+++ Rows +++

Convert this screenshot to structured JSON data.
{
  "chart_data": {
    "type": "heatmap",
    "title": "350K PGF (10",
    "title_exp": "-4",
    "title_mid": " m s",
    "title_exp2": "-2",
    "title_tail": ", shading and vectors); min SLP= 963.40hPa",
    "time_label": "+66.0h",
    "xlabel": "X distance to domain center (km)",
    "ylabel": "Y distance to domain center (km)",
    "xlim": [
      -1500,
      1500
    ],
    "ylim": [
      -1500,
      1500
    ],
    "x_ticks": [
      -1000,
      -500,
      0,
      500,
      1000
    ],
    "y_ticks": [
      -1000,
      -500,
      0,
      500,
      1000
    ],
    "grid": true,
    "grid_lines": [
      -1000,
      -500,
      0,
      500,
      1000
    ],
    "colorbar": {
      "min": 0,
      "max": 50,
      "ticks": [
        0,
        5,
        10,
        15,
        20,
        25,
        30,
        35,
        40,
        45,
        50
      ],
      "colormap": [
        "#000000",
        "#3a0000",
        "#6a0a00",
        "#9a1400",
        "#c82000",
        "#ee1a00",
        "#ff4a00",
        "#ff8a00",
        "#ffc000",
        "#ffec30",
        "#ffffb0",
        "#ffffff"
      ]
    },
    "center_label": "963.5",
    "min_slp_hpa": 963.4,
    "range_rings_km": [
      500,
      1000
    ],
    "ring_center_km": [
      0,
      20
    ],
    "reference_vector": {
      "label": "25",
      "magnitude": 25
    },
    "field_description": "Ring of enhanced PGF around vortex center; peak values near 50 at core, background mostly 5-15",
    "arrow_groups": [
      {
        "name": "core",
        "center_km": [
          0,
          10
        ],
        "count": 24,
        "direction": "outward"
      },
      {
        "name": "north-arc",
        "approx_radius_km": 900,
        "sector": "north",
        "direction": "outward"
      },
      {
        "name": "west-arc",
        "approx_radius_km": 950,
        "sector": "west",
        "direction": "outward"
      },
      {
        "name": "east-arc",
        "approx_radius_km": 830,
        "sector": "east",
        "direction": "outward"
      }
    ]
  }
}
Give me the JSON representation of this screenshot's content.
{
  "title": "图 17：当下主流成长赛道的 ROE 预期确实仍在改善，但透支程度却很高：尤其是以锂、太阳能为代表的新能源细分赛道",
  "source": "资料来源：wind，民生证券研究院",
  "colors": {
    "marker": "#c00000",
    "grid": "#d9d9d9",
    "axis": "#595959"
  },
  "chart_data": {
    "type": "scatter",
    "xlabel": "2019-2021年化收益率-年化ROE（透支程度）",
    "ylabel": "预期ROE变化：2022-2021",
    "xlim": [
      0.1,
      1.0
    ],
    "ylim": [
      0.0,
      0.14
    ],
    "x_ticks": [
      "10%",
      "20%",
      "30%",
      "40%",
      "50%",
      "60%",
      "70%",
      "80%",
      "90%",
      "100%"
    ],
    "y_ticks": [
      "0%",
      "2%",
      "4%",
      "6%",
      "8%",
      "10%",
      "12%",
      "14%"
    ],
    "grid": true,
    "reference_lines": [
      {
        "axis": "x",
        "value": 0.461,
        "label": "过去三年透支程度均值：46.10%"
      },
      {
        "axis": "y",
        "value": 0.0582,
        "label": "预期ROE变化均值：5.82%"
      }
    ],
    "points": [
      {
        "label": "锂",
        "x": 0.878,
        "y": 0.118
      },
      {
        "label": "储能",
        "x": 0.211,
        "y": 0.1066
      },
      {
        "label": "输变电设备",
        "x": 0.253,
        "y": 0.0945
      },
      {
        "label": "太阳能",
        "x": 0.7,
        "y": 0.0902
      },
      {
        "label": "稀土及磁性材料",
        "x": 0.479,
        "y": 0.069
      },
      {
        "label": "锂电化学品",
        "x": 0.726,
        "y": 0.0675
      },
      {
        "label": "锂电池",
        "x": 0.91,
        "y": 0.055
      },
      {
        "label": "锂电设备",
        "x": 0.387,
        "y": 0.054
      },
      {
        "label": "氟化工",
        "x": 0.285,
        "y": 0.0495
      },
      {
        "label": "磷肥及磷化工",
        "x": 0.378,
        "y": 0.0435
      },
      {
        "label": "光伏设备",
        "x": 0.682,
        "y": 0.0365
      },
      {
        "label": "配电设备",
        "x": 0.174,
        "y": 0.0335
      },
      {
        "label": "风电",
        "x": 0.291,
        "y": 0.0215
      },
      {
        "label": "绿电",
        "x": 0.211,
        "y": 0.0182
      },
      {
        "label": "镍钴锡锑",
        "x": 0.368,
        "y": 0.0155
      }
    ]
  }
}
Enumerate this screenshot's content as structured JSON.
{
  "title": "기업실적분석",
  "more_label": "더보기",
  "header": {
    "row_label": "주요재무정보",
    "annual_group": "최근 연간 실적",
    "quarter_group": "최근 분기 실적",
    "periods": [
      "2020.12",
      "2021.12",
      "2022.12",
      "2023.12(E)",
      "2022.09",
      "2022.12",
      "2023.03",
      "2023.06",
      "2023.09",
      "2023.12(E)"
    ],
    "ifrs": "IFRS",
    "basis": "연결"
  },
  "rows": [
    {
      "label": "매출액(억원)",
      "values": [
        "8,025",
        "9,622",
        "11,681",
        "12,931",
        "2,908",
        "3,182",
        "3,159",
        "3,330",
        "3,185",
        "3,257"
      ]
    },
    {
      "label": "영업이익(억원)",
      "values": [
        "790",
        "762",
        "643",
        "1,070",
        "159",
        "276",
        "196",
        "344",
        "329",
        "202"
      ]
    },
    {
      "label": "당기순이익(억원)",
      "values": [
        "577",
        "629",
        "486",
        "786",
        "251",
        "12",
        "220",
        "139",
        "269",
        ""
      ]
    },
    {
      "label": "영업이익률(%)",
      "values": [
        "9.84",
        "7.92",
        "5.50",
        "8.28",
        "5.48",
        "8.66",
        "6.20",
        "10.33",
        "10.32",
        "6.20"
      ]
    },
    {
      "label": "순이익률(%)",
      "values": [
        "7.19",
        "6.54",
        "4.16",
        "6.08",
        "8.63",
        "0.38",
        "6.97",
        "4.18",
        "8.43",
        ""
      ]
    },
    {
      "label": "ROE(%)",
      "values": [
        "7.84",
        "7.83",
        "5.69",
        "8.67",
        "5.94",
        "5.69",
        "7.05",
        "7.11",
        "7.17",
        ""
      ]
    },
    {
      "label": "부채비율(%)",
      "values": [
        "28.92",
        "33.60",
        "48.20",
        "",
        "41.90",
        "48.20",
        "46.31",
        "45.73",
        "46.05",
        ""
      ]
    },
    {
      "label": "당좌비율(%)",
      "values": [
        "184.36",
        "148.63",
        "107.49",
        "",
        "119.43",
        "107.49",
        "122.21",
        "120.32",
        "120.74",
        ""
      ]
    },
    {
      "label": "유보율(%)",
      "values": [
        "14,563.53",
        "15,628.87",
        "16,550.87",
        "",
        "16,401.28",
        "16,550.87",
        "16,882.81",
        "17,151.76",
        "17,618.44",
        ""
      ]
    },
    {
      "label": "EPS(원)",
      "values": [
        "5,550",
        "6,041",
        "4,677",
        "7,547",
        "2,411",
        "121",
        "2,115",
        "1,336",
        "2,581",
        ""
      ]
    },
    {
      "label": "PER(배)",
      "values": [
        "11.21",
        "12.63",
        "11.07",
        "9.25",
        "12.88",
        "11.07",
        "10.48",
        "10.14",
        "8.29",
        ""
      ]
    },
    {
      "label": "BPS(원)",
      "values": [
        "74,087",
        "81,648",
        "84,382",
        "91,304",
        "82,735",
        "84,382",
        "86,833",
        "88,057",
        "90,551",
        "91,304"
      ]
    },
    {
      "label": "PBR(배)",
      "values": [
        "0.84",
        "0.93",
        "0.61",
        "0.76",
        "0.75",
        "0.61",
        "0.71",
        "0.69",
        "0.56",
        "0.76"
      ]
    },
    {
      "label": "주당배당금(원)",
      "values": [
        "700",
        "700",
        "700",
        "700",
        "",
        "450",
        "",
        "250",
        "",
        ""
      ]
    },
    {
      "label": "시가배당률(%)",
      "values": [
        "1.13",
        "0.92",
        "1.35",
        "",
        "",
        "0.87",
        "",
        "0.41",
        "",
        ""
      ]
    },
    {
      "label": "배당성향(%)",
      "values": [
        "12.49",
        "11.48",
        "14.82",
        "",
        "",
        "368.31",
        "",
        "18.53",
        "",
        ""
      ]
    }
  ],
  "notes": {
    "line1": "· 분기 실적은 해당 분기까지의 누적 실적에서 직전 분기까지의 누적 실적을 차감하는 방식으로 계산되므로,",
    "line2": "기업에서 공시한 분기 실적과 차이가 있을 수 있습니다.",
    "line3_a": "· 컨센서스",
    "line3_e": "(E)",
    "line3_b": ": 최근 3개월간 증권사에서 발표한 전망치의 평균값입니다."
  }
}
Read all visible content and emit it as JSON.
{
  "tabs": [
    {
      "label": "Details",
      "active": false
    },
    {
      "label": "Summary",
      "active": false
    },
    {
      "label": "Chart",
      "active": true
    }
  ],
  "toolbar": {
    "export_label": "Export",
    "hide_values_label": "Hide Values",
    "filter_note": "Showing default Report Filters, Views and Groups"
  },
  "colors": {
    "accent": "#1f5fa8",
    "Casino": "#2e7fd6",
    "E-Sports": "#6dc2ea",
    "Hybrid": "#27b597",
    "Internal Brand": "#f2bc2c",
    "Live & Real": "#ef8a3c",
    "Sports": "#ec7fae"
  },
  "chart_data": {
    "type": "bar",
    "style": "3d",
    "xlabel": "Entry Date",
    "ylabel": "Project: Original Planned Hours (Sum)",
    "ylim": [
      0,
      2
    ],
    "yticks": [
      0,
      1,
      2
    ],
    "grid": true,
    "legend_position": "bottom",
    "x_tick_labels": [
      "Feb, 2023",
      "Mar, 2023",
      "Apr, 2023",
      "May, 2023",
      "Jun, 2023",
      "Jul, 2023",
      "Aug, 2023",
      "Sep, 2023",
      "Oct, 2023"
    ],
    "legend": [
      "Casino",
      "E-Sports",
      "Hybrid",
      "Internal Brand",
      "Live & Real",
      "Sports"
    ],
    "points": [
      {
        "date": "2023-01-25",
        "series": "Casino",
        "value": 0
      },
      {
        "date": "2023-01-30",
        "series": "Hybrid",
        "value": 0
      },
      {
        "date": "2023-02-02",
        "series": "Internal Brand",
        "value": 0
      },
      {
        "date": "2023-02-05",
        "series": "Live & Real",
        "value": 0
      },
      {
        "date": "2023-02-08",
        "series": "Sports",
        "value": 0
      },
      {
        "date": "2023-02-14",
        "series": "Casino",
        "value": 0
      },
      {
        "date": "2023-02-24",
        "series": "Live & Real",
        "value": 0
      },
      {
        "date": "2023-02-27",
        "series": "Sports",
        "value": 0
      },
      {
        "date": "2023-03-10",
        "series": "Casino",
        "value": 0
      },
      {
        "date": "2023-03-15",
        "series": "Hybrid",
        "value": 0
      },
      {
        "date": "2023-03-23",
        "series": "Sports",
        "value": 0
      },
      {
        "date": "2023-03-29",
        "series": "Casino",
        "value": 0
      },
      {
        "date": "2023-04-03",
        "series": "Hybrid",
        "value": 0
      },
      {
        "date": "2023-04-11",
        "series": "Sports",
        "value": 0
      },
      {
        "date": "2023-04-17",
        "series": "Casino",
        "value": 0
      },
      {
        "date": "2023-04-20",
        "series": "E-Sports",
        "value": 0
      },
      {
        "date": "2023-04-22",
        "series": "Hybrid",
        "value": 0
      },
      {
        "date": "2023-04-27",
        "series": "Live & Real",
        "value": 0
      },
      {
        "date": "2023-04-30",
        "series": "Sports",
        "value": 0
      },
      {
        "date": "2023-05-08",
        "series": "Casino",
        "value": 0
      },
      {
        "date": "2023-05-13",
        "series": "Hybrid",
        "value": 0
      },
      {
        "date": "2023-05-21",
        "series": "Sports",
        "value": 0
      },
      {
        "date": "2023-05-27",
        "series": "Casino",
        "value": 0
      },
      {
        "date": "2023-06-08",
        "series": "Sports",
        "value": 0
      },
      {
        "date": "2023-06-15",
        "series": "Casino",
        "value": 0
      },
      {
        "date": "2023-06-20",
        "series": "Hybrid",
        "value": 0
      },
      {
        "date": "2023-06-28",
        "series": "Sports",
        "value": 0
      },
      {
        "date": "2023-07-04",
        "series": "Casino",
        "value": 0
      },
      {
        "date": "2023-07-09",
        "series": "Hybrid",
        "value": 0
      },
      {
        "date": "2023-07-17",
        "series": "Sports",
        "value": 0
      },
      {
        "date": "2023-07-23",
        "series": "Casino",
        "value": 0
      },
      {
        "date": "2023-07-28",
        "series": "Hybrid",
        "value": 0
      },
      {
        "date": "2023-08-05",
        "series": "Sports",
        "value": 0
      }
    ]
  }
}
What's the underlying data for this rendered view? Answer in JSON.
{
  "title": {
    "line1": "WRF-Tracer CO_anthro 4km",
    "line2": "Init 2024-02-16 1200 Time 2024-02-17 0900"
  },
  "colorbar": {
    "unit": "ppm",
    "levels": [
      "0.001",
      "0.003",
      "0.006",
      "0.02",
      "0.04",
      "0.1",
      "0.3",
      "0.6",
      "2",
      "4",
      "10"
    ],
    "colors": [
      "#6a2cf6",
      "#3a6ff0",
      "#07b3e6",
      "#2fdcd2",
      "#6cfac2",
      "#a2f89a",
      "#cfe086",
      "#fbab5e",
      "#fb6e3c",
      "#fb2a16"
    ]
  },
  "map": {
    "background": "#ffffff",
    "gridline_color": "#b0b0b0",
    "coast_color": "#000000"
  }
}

+++

Set problem → Say how many lines hold the word "content", giving the number and nothing else.

Solution below → 3